- _Task prompt_
Give every line below again, exactly.

Data entries:
(begin)
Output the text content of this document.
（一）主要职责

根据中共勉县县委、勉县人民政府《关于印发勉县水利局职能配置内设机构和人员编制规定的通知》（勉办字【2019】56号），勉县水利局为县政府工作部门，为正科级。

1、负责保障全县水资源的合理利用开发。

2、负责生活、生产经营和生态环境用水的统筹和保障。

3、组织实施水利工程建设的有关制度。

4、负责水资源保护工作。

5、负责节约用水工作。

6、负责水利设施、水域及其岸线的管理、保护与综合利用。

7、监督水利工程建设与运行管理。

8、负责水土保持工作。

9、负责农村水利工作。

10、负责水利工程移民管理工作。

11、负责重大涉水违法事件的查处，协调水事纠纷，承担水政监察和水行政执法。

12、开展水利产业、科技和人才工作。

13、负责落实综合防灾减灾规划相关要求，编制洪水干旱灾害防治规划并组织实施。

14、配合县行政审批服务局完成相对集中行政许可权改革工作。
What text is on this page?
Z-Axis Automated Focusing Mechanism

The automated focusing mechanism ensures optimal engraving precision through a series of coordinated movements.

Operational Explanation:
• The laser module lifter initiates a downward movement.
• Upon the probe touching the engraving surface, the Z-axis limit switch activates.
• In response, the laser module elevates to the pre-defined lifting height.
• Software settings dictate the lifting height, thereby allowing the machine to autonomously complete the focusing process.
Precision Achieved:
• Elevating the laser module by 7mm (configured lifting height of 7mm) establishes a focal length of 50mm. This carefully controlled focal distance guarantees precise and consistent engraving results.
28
(end)
- _Solution for this exercise_
Output the text content of this document.
（一）主要职责

根据中共勉县县委、勉县人民政府《关于印发勉县水利局职能配置内设机构和人员编制规定的通知》（勉办字【2019】56号），勉县水利局为县政府工作部门，为正科级。

1、负责保障全县水资源的合理利用开发。

2、负责生活、生产经营和生态环境用水的统筹和保障。

3、组织实施水利工程建设的有关制度。

4、负责水资源保护工作。

5、负责节约用水工作。

6、负责水利设施、水域及其岸线的管理、保护与综合利用。

7、监督水利工程建设与运行管理。

8、负责水土保持工作。

9、负责农村水利工作。

10、负责水利工程移民管理工作。

11、负责重大涉水违法事件的查处，协调水事纠纷，承担水政监察和水行政执法。

12、开展水利产业、科技和人才工作。

13、负责落实综合防灾减灾规划相关要求，编制洪水干旱灾害防治规划并组织实施。

14、配合县行政审批服务局完成相对集中行政许可权改革工作。
What text is on this page?
Z-Axis Automated Focusing Mechanism

The automated focusing mechanism ensures optimal engraving precision through a series of coordinated movements.

Operational Explanation:
• The laser module lifter initiates a downward movement.
• Upon the probe touching the engraving surface, the Z-axis limit switch activates.
• In response, the laser module elevates to the pre-defined lifting height.
• Software settings dictate the lifting height, thereby allowing the machine to autonomously complete the focusing process.
Precision Achieved:
• Elevating the laser module by 7mm (configured lifting height of 7mm) establishes a focal length of 50mm. This carefully controlled focal distance guarantees precise and consistent engraving results.
28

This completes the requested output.